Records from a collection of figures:
Segment Open

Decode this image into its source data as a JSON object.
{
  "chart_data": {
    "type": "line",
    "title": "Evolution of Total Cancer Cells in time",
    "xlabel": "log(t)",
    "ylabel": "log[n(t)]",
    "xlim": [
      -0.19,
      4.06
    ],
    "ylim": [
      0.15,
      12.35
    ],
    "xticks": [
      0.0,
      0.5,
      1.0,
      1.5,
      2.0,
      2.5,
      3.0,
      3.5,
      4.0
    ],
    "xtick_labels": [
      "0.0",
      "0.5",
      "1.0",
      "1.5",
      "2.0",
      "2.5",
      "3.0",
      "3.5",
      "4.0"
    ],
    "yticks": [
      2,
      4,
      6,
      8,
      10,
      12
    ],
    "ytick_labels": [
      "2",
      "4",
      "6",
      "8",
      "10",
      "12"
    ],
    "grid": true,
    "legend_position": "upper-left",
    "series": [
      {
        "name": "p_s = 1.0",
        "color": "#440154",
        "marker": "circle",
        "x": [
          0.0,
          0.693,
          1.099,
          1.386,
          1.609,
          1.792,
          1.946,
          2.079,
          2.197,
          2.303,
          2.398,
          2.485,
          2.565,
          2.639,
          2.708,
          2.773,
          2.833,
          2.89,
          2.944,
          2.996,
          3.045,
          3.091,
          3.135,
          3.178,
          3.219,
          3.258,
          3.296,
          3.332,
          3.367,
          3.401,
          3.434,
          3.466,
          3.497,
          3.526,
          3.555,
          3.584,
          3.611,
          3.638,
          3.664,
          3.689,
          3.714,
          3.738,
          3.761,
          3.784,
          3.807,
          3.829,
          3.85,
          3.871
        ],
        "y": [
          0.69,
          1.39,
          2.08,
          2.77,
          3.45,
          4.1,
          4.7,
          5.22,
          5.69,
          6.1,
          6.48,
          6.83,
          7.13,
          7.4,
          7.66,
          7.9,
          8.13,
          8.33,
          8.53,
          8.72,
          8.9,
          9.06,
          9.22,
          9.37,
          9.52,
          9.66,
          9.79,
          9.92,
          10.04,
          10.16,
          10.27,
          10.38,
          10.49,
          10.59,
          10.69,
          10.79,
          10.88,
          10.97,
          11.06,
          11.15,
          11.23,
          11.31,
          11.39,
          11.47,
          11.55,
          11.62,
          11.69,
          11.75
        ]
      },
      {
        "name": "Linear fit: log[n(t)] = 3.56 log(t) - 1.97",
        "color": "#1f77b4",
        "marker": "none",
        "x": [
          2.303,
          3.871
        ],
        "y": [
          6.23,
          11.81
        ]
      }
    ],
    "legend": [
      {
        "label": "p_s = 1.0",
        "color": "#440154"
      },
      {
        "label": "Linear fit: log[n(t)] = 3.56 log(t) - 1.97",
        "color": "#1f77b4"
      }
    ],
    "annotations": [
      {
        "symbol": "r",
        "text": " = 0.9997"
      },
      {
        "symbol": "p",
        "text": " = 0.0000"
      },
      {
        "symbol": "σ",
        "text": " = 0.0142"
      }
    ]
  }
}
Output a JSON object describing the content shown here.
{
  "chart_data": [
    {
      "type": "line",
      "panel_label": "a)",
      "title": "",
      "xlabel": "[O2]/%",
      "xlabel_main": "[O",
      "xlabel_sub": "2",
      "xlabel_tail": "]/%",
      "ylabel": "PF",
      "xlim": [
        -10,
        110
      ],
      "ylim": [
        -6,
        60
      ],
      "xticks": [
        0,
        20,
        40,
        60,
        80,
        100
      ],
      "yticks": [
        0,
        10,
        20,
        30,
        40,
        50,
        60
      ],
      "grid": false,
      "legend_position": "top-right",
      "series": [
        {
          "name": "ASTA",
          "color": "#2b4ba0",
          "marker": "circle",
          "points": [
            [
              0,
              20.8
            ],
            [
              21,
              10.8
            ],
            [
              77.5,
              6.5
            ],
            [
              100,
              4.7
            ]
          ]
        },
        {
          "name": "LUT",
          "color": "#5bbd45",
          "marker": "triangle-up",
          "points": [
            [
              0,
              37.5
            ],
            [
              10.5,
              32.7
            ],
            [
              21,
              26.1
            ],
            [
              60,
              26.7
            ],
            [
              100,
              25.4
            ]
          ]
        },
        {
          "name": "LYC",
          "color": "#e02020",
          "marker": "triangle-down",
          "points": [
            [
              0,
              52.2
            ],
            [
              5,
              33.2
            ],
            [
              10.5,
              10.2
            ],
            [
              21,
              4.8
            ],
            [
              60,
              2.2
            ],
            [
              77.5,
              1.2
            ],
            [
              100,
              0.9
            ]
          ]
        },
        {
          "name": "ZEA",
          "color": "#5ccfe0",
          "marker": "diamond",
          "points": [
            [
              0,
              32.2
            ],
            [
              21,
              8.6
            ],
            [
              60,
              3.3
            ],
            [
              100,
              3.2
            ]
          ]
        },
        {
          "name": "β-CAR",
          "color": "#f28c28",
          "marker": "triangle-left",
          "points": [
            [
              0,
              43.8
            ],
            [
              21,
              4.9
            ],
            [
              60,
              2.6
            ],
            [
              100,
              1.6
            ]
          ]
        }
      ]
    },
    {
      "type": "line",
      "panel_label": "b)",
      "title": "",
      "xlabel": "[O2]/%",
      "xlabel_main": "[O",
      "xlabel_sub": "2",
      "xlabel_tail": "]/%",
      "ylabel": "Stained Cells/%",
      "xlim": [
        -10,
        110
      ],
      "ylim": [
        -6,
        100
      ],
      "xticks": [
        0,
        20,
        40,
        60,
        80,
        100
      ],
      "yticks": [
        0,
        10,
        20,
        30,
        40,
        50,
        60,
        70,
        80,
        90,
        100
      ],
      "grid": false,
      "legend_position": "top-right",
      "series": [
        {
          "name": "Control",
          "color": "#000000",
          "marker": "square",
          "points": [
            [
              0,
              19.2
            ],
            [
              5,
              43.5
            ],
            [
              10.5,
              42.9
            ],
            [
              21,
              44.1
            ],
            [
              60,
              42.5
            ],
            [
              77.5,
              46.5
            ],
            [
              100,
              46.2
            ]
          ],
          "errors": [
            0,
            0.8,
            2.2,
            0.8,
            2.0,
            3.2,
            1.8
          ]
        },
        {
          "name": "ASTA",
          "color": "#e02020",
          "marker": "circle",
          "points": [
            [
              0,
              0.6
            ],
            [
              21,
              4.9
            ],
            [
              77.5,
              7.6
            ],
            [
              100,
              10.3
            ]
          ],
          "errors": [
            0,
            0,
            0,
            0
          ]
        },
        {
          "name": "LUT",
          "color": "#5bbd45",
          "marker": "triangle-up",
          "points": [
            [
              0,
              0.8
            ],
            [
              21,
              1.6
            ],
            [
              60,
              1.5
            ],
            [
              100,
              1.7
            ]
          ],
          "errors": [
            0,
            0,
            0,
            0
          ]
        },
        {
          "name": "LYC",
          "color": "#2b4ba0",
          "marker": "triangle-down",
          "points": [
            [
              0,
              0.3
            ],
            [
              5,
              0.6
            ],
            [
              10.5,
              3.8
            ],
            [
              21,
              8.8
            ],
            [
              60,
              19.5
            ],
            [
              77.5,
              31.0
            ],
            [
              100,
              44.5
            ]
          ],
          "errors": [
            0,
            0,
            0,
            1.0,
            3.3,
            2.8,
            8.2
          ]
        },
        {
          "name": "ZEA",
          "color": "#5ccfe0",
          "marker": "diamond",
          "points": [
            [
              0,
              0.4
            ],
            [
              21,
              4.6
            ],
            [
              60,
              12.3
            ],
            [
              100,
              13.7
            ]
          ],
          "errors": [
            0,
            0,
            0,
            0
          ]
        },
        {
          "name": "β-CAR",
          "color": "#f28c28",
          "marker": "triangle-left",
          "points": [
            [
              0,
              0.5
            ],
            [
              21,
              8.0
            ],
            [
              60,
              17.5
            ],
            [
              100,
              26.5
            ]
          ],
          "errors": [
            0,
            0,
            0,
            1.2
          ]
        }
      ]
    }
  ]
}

Segment Closed

Lines with "Linear" in the records above: copy every one of them.

        "name": "Linear fit: log[n(t)] = 3.56 log(t) - 1.97",
        "label": "Linear fit: log[n(t)] = 3.56 log(t) - 1.97",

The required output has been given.